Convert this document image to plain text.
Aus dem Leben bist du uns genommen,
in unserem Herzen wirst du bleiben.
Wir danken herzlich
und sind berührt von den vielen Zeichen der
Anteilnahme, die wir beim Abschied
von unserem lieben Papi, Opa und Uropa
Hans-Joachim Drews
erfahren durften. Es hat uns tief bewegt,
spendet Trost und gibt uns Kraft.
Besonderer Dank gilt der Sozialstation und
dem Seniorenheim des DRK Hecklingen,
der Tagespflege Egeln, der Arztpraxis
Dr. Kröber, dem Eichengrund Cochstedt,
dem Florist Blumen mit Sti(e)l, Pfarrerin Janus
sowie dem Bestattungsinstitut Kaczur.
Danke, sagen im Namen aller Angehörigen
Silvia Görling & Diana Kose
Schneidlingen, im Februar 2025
※
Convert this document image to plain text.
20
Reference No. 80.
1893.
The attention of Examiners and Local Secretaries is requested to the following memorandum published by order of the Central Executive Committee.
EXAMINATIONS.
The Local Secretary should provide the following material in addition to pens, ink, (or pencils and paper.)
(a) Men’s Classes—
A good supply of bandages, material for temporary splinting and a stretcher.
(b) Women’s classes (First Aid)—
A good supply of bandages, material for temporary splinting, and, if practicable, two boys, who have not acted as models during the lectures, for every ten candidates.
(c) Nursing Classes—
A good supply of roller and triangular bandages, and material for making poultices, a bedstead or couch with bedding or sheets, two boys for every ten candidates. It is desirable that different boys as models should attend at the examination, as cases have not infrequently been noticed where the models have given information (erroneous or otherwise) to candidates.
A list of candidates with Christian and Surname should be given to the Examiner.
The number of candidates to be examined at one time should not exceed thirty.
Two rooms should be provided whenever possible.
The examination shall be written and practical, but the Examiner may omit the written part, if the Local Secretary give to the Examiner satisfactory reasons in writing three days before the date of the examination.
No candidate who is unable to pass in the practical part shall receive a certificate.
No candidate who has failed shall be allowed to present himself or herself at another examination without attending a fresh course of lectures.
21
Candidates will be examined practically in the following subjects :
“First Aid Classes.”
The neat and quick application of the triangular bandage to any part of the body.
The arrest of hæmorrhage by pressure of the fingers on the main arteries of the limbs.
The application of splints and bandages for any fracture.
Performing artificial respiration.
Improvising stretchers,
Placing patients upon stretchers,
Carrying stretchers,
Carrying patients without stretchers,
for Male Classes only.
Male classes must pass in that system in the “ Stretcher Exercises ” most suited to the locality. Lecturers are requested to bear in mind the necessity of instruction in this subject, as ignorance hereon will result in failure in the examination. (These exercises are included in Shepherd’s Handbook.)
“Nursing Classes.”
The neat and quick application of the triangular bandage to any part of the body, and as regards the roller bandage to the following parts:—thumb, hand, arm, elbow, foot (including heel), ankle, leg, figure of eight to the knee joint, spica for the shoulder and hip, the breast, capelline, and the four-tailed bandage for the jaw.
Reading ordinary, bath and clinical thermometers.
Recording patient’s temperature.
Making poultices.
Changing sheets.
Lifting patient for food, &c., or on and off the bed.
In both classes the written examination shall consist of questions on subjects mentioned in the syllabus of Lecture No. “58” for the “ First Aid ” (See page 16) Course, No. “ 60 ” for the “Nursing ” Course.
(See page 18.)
※
- Work instructions -
Find and copy each line in the material above where the string "First" occurs.

- Output -
(b) Women’s classes (First Aid)—
“First Aid Classes.”
In both classes the written examination shall consist of questions on subjects mentioned in the syllabus of Lecture No. “58” for the “ First Aid ” (See page 16) Course, No. “ 60 ” for the “Nursing ” Course.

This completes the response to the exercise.